##### Information shown #####

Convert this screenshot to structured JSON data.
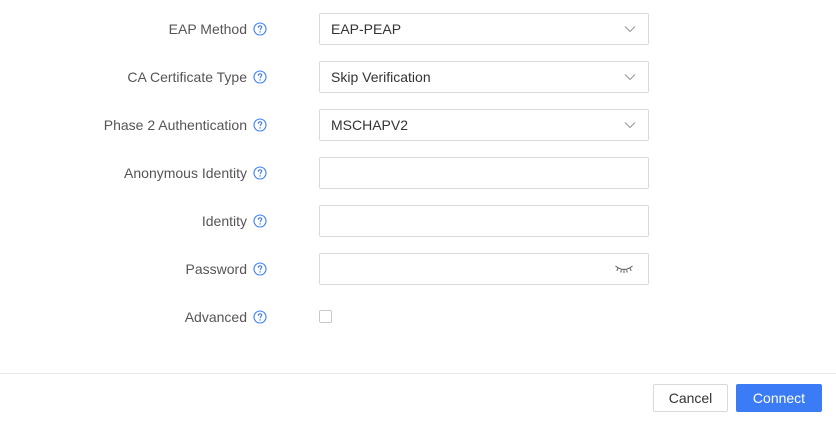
{
  "form": {
    "eap_method": {
      "label": "EAP Method",
      "value": "EAP-PEAP"
    },
    "ca_certificate_type": {
      "label": "CA Certificate Type",
      "value": "Skip Verification"
    },
    "phase2_authentication": {
      "label": "Phase 2 Authentication",
      "value": "MSCHAPV2"
    },
    "anonymous_identity": {
      "label": "Anonymous Identity",
      "value": ""
    },
    "identity": {
      "label": "Identity",
      "value": ""
    },
    "password": {
      "label": "Password",
      "value": ""
    },
    "advanced": {
      "label": "Advanced",
      "checked": false
    }
  },
  "footer": {
    "cancel_label": "Cancel",
    "connect_label": "Connect"
  },
  "icons": {
    "help": "help-circle-icon",
    "select_arrow": "chevron-down-icon",
    "password_toggle": "eye-closed-icon"
  },
  "colors": {
    "primary": "#3b7cf6",
    "help_icon": "#3b7cf6",
    "border": "#d9d9d9"
  }
}
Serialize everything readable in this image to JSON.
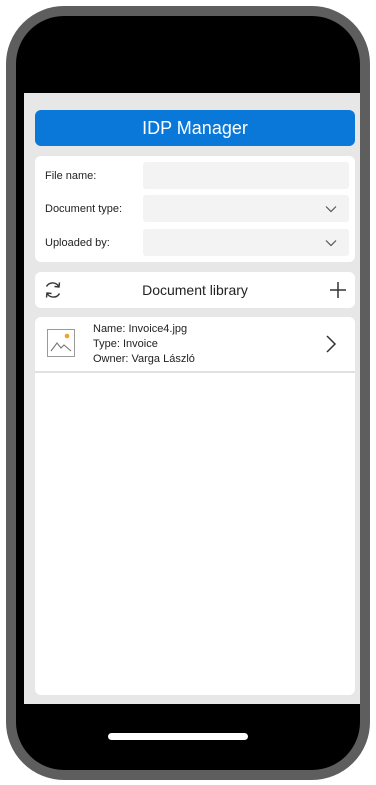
{
  "app": {
    "title": "IDP Manager"
  },
  "filters": {
    "file_name_label": "File name:",
    "file_name_value": "",
    "document_type_label": "Document type:",
    "document_type_value": "",
    "uploaded_by_label": "Uploaded by:",
    "uploaded_by_value": ""
  },
  "library": {
    "title": "Document library"
  },
  "documents": [
    {
      "name": "Name: Invoice4.jpg",
      "type": "Type: Invoice",
      "owner": "Owner: Varga László"
    }
  ],
  "icons": {
    "refresh": "refresh-icon",
    "add": "plus-icon",
    "thumbnail": "image-icon",
    "chevron_down": "chevron-down-icon",
    "chevron_right": "chevron-right-icon"
  },
  "colors": {
    "accent": "#0a78d8",
    "background": "#e7e7e7",
    "thumb_sun": "#f0a12a"
  }
}
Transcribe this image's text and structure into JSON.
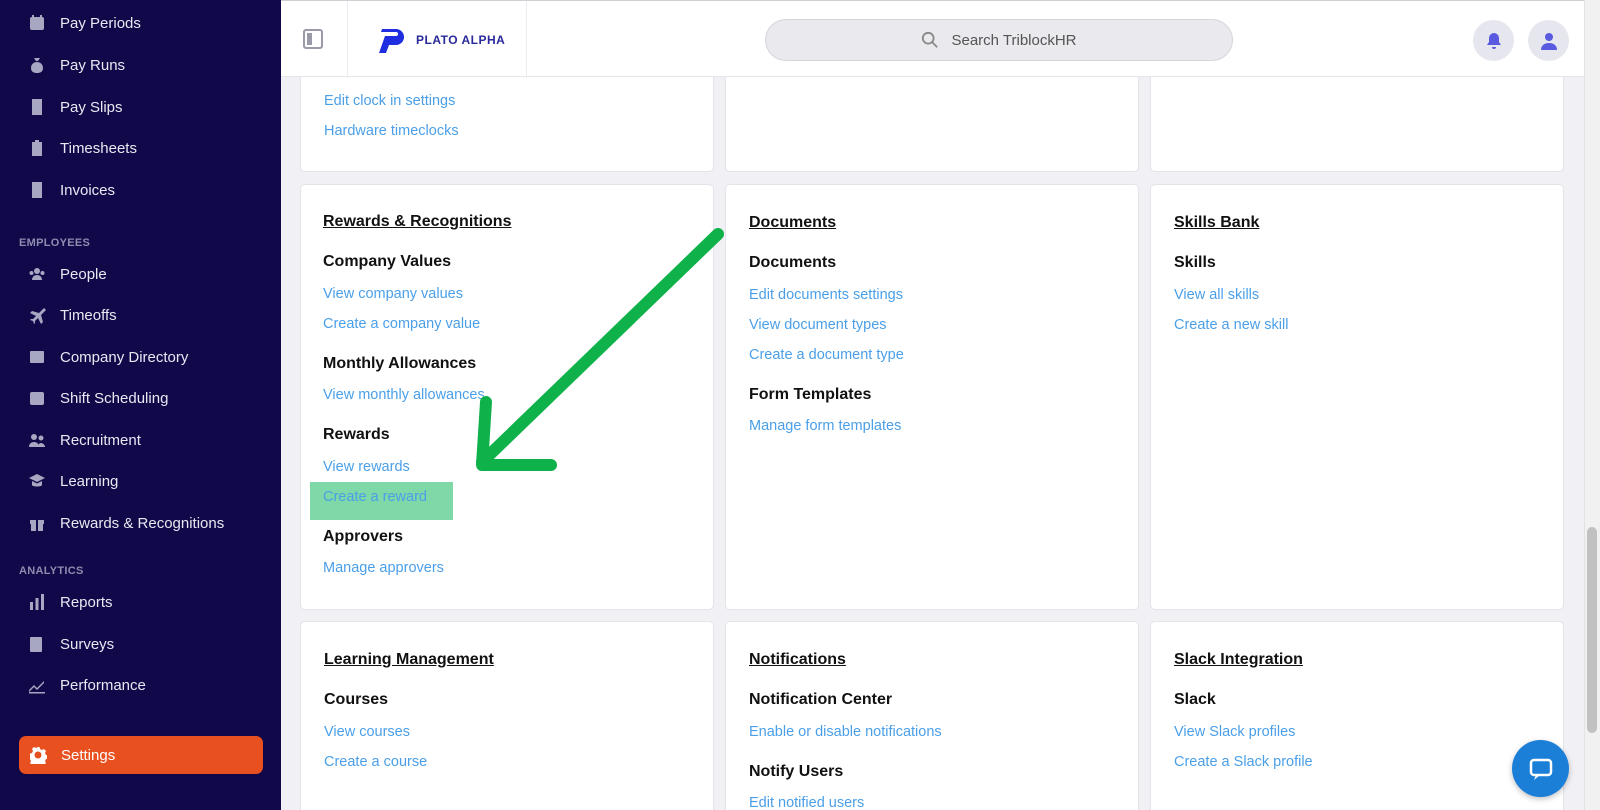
{
  "sidebar": {
    "items_top": [
      {
        "label": "Pay Periods",
        "icon": "calendar-icon"
      },
      {
        "label": "Pay Runs",
        "icon": "money-bag-icon"
      },
      {
        "label": "Pay Slips",
        "icon": "document-icon"
      },
      {
        "label": "Timesheets",
        "icon": "clipboard-icon"
      },
      {
        "label": "Invoices",
        "icon": "invoice-icon"
      }
    ],
    "section_employees": "EMPLOYEES",
    "items_employees": [
      {
        "label": "People",
        "icon": "people-icon"
      },
      {
        "label": "Timeoffs",
        "icon": "plane-icon"
      },
      {
        "label": "Company Directory",
        "icon": "contact-card-icon"
      },
      {
        "label": "Shift Scheduling",
        "icon": "calendar-icon"
      },
      {
        "label": "Recruitment",
        "icon": "users-icon"
      },
      {
        "label": "Learning",
        "icon": "graduation-cap-icon"
      },
      {
        "label": "Rewards & Recognitions",
        "icon": "gift-icon"
      }
    ],
    "section_analytics": "ANALYTICS",
    "items_analytics": [
      {
        "label": "Reports",
        "icon": "bar-chart-icon"
      },
      {
        "label": "Surveys",
        "icon": "survey-icon"
      },
      {
        "label": "Performance",
        "icon": "trend-icon"
      }
    ],
    "settings_label": "Settings"
  },
  "header": {
    "logo_text": "PLATO ALPHA",
    "search_placeholder": "Search TriblockHR"
  },
  "top_cards": {
    "left_links": [
      "Edit clock in settings",
      "Hardware timeclocks"
    ]
  },
  "cards": {
    "rewards": {
      "title": "Rewards & Recognitions",
      "company_values": "Company Values",
      "view_company_values": "View company values",
      "create_company_value": "Create a company value",
      "monthly_allowances": "Monthly Allowances",
      "view_monthly_allowances": "View monthly allowances",
      "rewards": "Rewards",
      "view_rewards": "View rewards",
      "create_reward": "Create a reward",
      "approvers": "Approvers",
      "manage_approvers": "Manage approvers"
    },
    "documents": {
      "title": "Documents",
      "documents": "Documents",
      "edit_documents_settings": "Edit documents settings",
      "view_document_types": "View document types",
      "create_document_type": "Create a document type",
      "form_templates": "Form Templates",
      "manage_form_templates": "Manage form templates"
    },
    "skills": {
      "title": "Skills Bank",
      "skills": "Skills",
      "view_all_skills": "View all skills",
      "create_new_skill": "Create a new skill"
    },
    "learning": {
      "title": "Learning Management",
      "courses": "Courses",
      "view_courses": "View courses",
      "create_course": "Create a course"
    },
    "notifications": {
      "title": "Notifications",
      "notification_center": "Notification Center",
      "enable_disable": "Enable or disable notifications",
      "notify_users": "Notify Users",
      "edit_notified_users": "Edit notified users"
    },
    "slack": {
      "title": "Slack Integration",
      "slack": "Slack",
      "view_slack_profiles": "View Slack profiles",
      "create_slack_profile": "Create a Slack profile"
    }
  },
  "colors": {
    "sidebar_bg": "#100848",
    "accent_orange": "#e8501f",
    "link_blue": "#4a9fe8",
    "highlight_green": "#7fd8a8",
    "arrow_green": "#0fb24a"
  }
}
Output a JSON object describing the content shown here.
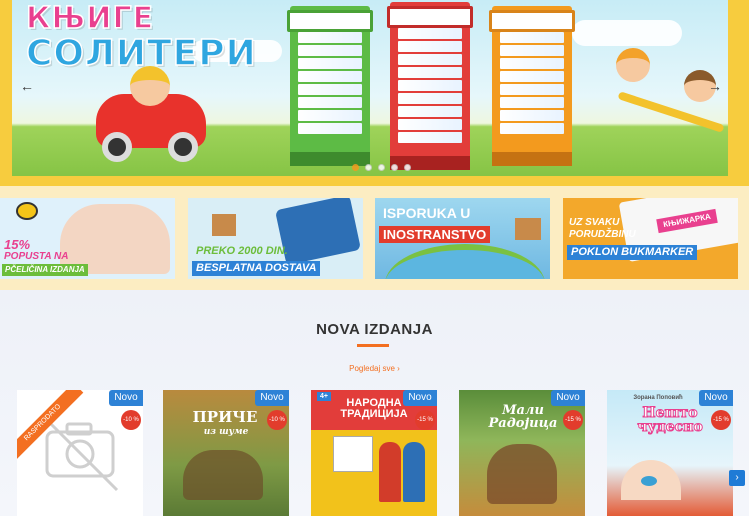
{
  "hero": {
    "title_line1": "КЊИГЕ",
    "title_line2": "СОЛИТЕРИ",
    "slides": 5,
    "active_slide": 1
  },
  "promos": [
    {
      "line1": "15%",
      "line2": "POPUSTA NA",
      "line3": "PČELIČINA IZDANJA"
    },
    {
      "line1": "PREKO 2000 DIN.",
      "line2": "BESPLATNA DOSTAVA"
    },
    {
      "line1": "ISPORUKA U",
      "line2": "INOSTRANSTVO"
    },
    {
      "line1": "UZ SVAKU",
      "line2": "PORUDŽBINU",
      "line3": "POKLON BUKMARKER",
      "brand": "КЊИЖАРКА"
    }
  ],
  "new_releases": {
    "title": "NOVA IZDANJA",
    "see_all": "Pogledaj sve ›",
    "next_icon": "›",
    "products": [
      {
        "badge": "Novo",
        "discount": "-10 %",
        "ribbon": "RASPRODATO",
        "cover_title": ""
      },
      {
        "badge": "Novo",
        "discount": "-10 %",
        "cover_title": "ПРИЧЕ",
        "cover_subtitle": "из шуме"
      },
      {
        "badge": "Novo",
        "discount": "-15 %",
        "cover_title": "НАРОДНА ТРАДИЦИЈА",
        "cover_tag": "4+"
      },
      {
        "badge": "Novo",
        "discount": "-15 %",
        "cover_title": "Мали Радојица"
      },
      {
        "badge": "Novo",
        "discount": "-15 %",
        "cover_title": "Нешто чудесно",
        "cover_author": "Зорана Поповић"
      }
    ]
  },
  "colors": {
    "accent": "#f36f21",
    "badge_blue": "#2d82d6",
    "discount_red": "#e23c2c",
    "hero_frame": "#f7cc3e"
  }
}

#####

Leave images out of the retyped records; keep all else exact.

Solution to this problem:
Convert this screenshot to structured JSON data.
{
  "form": {
    "eap_method": {
      "label": "EAP Method",
      "value": "EAP-PEAP"
    },
    "ca_certificate_type": {
      "label": "CA Certificate Type",
      "value": "Skip Verification"
    },
    "phase2_authentication": {
      "label": "Phase 2 Authentication",
      "value": "MSCHAPV2"
    },
    "anonymous_identity": {
      "label": "Anonymous Identity",
      "value": ""
    },
    "identity": {
      "label": "Identity",
      "value": ""
    },
    "password": {
      "label": "Password",
      "value": ""
    },
    "advanced": {
      "label": "Advanced",
      "checked": false
    }
  },
  "footer": {
    "cancel_label": "Cancel",
    "connect_label": "Connect"
  },
  "icons": {
    "help": "help-circle-icon",
    "select_arrow": "chevron-down-icon",
    "password_toggle": "eye-closed-icon"
  },
  "colors": {
    "primary": "#3b7cf6",
    "help_icon": "#3b7cf6",
    "border": "#d9d9d9"
  }
}
Serialize everything readable in this image to JSON.
{
  "app": {
    "title": "IDP Manager"
  },
  "filters": {
    "file_name_label": "File name:",
    "file_name_value": "",
    "document_type_label": "Document type:",
    "document_type_value": "",
    "uploaded_by_label": "Uploaded by:",
    "uploaded_by_value": ""
  },
  "library": {
    "title": "Document library"
  },
  "documents": [
    {
      "name": "Name: Invoice4.jpg",
      "type": "Type: Invoice",
      "owner": "Owner: Varga László"
    }
  ],
  "icons": {
    "refresh": "refresh-icon",
    "add": "plus-icon",
    "thumbnail": "image-icon",
    "chevron_down": "chevron-down-icon",
    "chevron_right": "chevron-right-icon"
  },
  "colors": {
    "accent": "#0a78d8",
    "background": "#e7e7e7",
    "thumb_sun": "#f0a12a"
  }
}
Transcribe this image's text and structure into JSON.
{
  "sidebar": {
    "items_top": [
      {
        "label": "Pay Periods",
        "icon": "calendar-icon"
      },
      {
        "label": "Pay Runs",
        "icon": "money-bag-icon"
      },
      {
        "label": "Pay Slips",
        "icon": "document-icon"
      },
      {
        "label": "Timesheets",
        "icon": "clipboard-icon"
      },
      {
        "label": "Invoices",
        "icon": "invoice-icon"
      }
    ],
    "section_employees": "EMPLOYEES",
    "items_employees": [
      {
        "label": "People",
        "icon": "people-icon"
      },
      {
        "label": "Timeoffs",
        "icon": "plane-icon"
      },
      {
        "label": "Company Directory",
        "icon": "contact-card-icon"
      },
      {
        "label": "Shift Scheduling",
        "icon": "calendar-icon"
      },
      {
        "label": "Recruitment",
        "icon": "users-icon"
      },
      {
        "label": "Learning",
        "icon": "graduation-cap-icon"
      },
      {
        "label": "Rewards & Recognitions",
        "icon": "gift-icon"
      }
    ],
    "section_analytics": "ANALYTICS",
    "items_analytics": [
      {
        "label": "Reports",
        "icon": "bar-chart-icon"
      },
      {
        "label": "Surveys",
        "icon": "survey-icon"
      },
      {
        "label": "Performance",
        "icon": "trend-icon"
      }
    ],
    "settings_label": "Settings"
  },
  "header": {
    "logo_text": "PLATO ALPHA",
    "search_placeholder": "Search TriblockHR"
  },
  "top_cards": {
    "left_links": [
      "Edit clock in settings",
      "Hardware timeclocks"
    ]
  },
  "cards": {
    "rewards": {
      "title": "Rewards & Recognitions",
      "company_values": "Company Values",
      "view_company_values": "View company values",
      "create_company_value": "Create a company value",
      "monthly_allowances": "Monthly Allowances",
      "view_monthly_allowances": "View monthly allowances",
      "rewards": "Rewards",
      "view_rewards": "View rewards",
      "create_reward": "Create a reward",
      "approvers": "Approvers",
      "manage_approvers": "Manage approvers"
    },
    "documents": {
      "title": "Documents",
      "documents": "Documents",
      "edit_documents_settings": "Edit documents settings",
      "view_document_types": "View document types",
      "create_document_type": "Create a document type",
      "form_templates": "Form Templates",
      "manage_form_templates": "Manage form templates"
    },
    "skills": {
      "title": "Skills Bank",
      "skills": "Skills",
      "view_all_skills": "View all skills",
      "create_new_skill": "Create a new skill"
    },
    "learning": {
      "title": "Learning Management",
      "courses": "Courses",
      "view_courses": "View courses",
      "create_course": "Create a course"
    },
    "notifications": {
      "title": "Notifications",
      "notification_center": "Notification Center",
      "enable_disable": "Enable or disable notifications",
      "notify_users": "Notify Users",
      "edit_notified_users": "Edit notified users"
    },
    "slack": {
      "title": "Slack Integration",
      "slack": "Slack",
      "view_slack_profiles": "View Slack profiles",
      "create_slack_profile": "Create a Slack profile"
    }
  },
  "colors": {
    "sidebar_bg": "#100848",
    "accent_orange": "#e8501f",
    "link_blue": "#4a9fe8",
    "highlight_green": "#7fd8a8",
    "arrow_green": "#0fb24a"
  }
}
Output a JSON object describing the content shown here.
{
  "hero": {
    "title_line1": "КЊИГЕ",
    "title_line2": "СОЛИТЕРИ",
    "slides": 5,
    "active_slide": 1
  },
  "promos": [
    {
      "line1": "15%",
      "line2": "POPUSTA NA",
      "line3": "PČELIČINA IZDANJA"
    },
    {
      "line1": "PREKO 2000 DIN.",
      "line2": "BESPLATNA DOSTAVA"
    },
    {
      "line1": "ISPORUKA U",
      "line2": "INOSTRANSTVO"
    },
    {
      "line1": "UZ SVAKU",
      "line2": "PORUDŽBINU",
      "line3": "POKLON BUKMARKER",
      "brand": "КЊИЖАРКА"
    }
  ],
  "new_releases": {
    "title": "NOVA IZDANJA",
    "see_all": "Pogledaj sve ›",
    "next_icon": "›",
    "products": [
      {
        "badge": "Novo",
        "discount": "-10 %",
        "ribbon": "RASPRODATO",
        "cover_title": ""
      },
      {
        "badge": "Novo",
        "discount": "-10 %",
        "cover_title": "ПРИЧЕ",
        "cover_subtitle": "из шуме"
      },
      {
        "badge": "Novo",
        "discount": "-15 %",
        "cover_title": "НАРОДНА ТРАДИЦИЈА",
        "cover_tag": "4+"
      },
      {
        "badge": "Novo",
        "discount": "-15 %",
        "cover_title": "Мали Радојица"
      },
      {
        "badge": "Novo",
        "discount": "-15 %",
        "cover_title": "Нешто чудесно",
        "cover_author": "Зорана Поповић"
      }
    ]
  },
  "colors": {
    "accent": "#f36f21",
    "badge_blue": "#2d82d6",
    "discount_red": "#e23c2c",
    "hero_frame": "#f7cc3e"
  }
}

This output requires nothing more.